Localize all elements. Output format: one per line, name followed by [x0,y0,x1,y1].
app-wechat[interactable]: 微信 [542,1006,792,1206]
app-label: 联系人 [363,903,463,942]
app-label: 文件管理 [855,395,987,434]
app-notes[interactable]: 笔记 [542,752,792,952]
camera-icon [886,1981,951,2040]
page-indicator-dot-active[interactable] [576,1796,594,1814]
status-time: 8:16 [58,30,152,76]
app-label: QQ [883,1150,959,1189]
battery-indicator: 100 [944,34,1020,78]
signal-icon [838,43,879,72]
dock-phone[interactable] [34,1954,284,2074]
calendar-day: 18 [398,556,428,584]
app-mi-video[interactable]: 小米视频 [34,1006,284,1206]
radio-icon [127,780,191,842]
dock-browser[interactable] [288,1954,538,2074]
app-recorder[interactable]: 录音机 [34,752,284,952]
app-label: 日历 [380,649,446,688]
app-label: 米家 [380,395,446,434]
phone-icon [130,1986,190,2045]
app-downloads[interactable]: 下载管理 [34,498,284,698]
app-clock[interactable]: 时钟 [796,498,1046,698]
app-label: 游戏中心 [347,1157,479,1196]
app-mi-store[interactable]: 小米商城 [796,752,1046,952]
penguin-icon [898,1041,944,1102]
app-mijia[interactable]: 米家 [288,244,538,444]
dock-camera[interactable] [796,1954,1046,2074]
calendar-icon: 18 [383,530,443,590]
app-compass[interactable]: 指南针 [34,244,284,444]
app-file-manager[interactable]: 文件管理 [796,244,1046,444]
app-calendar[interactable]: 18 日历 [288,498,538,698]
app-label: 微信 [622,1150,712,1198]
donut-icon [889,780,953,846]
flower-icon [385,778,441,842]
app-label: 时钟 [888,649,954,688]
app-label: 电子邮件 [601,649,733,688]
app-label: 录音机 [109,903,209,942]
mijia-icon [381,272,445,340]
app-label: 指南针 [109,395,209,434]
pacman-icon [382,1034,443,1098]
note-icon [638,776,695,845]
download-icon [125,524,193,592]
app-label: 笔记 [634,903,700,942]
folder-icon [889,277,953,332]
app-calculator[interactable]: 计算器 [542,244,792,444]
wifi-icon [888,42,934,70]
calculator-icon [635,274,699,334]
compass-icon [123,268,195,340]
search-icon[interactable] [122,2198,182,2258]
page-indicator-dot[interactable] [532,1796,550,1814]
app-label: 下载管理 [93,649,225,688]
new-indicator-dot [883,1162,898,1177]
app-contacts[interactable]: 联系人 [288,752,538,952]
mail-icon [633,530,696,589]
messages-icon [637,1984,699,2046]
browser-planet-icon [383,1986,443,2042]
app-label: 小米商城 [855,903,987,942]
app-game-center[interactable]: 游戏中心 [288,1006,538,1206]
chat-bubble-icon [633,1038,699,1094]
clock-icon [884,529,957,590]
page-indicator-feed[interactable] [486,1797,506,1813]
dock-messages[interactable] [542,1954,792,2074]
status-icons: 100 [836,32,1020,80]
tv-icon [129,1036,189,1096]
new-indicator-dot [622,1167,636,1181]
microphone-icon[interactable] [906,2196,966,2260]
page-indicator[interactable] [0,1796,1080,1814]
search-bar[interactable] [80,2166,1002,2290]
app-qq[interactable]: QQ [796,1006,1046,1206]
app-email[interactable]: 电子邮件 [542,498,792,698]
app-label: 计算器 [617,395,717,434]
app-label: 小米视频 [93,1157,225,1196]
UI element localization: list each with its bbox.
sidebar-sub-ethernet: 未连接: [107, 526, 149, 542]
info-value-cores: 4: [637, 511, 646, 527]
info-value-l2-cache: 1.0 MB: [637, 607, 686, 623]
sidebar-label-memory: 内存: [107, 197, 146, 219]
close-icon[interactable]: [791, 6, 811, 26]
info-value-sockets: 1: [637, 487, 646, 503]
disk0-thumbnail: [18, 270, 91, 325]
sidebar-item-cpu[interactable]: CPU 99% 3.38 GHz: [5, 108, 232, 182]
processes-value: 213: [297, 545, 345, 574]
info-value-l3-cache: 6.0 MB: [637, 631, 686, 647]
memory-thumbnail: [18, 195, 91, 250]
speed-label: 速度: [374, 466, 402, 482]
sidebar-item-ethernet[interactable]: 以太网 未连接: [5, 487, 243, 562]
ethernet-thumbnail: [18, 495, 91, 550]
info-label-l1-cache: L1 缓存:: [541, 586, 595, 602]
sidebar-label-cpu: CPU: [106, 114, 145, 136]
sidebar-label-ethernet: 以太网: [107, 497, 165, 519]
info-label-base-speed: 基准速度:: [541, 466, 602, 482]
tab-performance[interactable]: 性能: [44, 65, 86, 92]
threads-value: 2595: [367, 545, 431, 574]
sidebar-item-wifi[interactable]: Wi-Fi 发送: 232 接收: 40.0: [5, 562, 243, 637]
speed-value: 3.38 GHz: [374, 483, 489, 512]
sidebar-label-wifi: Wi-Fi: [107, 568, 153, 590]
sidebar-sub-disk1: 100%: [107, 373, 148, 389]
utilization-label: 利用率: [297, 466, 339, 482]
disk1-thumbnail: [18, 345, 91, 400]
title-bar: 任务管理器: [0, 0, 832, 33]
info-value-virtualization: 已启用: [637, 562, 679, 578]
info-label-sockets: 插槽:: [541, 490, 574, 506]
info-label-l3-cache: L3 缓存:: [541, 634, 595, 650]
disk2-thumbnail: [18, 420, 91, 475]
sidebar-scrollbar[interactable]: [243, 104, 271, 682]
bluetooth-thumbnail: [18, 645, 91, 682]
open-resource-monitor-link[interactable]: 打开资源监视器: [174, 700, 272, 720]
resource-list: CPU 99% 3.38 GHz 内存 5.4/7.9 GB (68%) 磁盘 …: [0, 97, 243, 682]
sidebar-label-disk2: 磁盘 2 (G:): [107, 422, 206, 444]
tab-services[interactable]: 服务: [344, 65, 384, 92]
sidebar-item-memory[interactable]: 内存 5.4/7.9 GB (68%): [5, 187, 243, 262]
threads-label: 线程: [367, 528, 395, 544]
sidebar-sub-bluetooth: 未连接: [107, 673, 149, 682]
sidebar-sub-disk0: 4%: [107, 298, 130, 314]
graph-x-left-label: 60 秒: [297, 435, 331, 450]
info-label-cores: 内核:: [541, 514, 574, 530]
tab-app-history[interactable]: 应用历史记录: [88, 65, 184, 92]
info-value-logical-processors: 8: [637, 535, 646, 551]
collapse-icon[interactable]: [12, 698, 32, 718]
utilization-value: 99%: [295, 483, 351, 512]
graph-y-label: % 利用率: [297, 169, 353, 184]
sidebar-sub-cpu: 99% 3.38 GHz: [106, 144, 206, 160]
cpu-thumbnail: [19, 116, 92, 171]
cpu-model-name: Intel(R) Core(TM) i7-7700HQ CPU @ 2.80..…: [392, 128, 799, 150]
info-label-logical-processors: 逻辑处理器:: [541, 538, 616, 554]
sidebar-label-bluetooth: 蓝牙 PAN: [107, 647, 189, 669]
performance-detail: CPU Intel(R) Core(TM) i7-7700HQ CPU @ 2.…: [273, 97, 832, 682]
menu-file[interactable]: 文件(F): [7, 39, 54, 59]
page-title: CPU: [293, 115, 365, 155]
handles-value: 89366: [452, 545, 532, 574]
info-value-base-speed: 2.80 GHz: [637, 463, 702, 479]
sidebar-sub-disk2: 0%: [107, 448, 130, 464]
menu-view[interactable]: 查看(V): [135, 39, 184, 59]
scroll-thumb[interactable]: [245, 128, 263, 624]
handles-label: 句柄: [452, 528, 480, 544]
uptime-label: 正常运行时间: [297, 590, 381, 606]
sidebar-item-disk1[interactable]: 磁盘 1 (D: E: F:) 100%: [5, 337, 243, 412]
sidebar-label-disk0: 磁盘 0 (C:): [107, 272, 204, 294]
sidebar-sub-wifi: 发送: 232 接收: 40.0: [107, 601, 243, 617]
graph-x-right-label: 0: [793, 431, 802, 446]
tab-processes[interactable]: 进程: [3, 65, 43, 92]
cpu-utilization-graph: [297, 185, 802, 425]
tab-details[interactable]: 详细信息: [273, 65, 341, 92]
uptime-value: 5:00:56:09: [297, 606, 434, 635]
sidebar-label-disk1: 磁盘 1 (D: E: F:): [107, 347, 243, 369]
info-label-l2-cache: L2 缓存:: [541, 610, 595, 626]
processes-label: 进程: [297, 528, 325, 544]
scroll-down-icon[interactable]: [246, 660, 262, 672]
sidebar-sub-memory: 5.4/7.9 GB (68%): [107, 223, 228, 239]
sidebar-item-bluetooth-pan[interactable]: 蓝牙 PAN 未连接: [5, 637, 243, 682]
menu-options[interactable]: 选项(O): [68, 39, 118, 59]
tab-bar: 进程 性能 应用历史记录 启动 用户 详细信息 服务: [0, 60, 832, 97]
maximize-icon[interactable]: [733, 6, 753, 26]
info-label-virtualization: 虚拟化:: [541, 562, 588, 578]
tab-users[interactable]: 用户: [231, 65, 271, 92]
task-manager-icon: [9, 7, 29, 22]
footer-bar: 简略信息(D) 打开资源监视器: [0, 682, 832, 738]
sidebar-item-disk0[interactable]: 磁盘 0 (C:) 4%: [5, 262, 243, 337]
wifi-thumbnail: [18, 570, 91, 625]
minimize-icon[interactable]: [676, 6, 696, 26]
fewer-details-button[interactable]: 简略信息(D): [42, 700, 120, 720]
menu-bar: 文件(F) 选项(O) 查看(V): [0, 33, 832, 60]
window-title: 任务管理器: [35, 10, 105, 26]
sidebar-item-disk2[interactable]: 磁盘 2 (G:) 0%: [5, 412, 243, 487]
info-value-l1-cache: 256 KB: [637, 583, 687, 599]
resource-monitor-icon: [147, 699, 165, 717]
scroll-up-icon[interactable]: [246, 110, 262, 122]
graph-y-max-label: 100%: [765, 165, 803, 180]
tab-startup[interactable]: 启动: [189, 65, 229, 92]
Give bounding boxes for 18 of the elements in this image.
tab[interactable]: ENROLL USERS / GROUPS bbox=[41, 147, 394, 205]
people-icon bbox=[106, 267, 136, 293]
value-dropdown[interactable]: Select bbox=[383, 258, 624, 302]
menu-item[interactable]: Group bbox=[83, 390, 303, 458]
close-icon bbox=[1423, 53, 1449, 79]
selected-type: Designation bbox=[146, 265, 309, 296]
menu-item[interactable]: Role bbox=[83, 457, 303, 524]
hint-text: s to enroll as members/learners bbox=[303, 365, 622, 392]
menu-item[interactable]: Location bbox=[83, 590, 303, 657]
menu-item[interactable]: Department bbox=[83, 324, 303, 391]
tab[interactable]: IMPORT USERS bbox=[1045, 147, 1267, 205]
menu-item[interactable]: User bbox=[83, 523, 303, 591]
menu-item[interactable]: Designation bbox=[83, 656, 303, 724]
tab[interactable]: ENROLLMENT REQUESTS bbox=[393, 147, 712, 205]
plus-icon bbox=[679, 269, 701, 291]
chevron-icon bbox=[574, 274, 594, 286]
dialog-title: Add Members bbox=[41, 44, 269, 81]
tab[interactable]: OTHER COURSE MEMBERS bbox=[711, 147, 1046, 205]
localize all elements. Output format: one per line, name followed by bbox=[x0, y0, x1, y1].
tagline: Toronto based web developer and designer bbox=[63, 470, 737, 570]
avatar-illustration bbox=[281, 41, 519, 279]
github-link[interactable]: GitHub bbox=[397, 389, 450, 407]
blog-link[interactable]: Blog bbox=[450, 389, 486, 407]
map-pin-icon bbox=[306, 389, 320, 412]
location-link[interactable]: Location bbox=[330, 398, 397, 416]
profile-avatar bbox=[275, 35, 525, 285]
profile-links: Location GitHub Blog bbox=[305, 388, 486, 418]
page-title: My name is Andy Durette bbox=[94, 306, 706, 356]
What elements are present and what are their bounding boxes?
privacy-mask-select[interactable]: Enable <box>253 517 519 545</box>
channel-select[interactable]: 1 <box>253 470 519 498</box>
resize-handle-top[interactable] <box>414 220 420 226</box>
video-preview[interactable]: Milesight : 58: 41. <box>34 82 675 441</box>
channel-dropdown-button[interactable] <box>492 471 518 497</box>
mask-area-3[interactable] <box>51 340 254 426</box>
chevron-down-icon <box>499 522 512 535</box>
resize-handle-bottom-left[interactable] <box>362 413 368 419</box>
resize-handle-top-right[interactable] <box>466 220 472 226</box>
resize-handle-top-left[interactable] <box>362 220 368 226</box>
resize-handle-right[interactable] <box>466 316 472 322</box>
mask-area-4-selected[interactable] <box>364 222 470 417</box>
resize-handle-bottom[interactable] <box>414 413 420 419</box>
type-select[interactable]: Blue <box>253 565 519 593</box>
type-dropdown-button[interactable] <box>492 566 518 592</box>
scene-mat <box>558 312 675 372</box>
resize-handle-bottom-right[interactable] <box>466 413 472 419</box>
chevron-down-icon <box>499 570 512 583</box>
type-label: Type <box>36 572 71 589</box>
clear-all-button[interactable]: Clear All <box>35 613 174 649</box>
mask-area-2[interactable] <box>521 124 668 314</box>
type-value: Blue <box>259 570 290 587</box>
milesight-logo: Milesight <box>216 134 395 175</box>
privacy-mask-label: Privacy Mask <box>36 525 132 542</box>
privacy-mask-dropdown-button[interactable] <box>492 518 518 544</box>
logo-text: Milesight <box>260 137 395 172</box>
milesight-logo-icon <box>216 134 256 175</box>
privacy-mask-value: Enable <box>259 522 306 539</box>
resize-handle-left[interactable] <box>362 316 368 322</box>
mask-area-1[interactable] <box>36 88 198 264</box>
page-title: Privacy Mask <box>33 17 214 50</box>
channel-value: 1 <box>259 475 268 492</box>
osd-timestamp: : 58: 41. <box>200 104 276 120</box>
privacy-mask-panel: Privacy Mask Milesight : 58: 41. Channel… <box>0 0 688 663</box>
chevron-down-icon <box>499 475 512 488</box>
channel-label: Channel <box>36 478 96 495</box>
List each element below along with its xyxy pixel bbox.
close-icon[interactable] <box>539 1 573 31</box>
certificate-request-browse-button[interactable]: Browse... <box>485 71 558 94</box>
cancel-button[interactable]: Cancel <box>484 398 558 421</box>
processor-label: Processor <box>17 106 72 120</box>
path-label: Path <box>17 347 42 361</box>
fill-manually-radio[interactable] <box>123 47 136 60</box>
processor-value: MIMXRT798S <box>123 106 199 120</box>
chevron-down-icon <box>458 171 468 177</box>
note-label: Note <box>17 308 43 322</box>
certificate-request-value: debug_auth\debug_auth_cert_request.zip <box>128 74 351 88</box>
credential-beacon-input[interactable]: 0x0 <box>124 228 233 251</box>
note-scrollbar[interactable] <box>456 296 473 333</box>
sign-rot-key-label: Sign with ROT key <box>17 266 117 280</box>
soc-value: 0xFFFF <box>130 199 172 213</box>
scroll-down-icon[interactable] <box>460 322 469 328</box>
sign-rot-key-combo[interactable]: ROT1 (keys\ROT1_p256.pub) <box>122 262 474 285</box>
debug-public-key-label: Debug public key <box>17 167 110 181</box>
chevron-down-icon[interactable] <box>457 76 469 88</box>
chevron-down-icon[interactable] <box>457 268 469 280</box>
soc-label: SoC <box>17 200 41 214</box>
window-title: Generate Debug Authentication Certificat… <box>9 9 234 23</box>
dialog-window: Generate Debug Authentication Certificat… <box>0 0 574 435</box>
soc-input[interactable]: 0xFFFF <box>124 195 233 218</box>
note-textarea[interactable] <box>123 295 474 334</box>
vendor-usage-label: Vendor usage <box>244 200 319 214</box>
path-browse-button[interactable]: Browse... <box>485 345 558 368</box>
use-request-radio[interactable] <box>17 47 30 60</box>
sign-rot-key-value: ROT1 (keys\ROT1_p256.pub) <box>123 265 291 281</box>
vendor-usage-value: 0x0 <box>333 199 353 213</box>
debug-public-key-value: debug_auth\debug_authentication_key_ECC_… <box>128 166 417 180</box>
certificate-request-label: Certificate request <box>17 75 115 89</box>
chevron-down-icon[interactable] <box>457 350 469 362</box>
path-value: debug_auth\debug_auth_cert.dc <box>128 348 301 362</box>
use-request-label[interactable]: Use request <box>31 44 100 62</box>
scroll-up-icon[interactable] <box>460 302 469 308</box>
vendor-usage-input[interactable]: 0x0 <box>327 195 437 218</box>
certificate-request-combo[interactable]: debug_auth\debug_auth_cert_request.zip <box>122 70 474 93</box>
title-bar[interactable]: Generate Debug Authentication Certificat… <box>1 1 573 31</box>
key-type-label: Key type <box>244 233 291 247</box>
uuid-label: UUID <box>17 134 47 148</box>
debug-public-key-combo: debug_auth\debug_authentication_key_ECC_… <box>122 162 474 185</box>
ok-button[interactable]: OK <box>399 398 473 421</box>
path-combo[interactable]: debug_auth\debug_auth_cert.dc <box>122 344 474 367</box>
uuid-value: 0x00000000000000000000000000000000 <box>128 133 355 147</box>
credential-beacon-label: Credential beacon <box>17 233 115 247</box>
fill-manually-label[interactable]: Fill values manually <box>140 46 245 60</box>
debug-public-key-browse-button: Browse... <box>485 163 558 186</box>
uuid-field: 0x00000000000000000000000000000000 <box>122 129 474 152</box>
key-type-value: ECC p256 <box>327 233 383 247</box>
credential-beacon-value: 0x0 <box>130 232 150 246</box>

:::::

• [Instructions to follow] Reproduce verbatim the records from their first line through the line containing "radio-icon [127,780,191,842]", including both of those lines.

• [Exercise answer]
Localize all elements. Output format: one per line, name followed by [x0,y0,x1,y1].
app-wechat[interactable]: 微信 [542,1006,792,1206]
app-label: 联系人 [363,903,463,942]
app-label: 文件管理 [855,395,987,434]
app-notes[interactable]: 笔记 [542,752,792,952]
camera-icon [886,1981,951,2040]
page-indicator-dot-active[interactable] [576,1796,594,1814]
status-time: 8:16 [58,30,152,76]
app-label: QQ [883,1150,959,1189]
battery-indicator: 100 [944,34,1020,78]
signal-icon [838,43,879,72]
dock-phone[interactable] [34,1954,284,2074]
calendar-day: 18 [398,556,428,584]
app-mi-video[interactable]: 小米视频 [34,1006,284,1206]
radio-icon [127,780,191,842]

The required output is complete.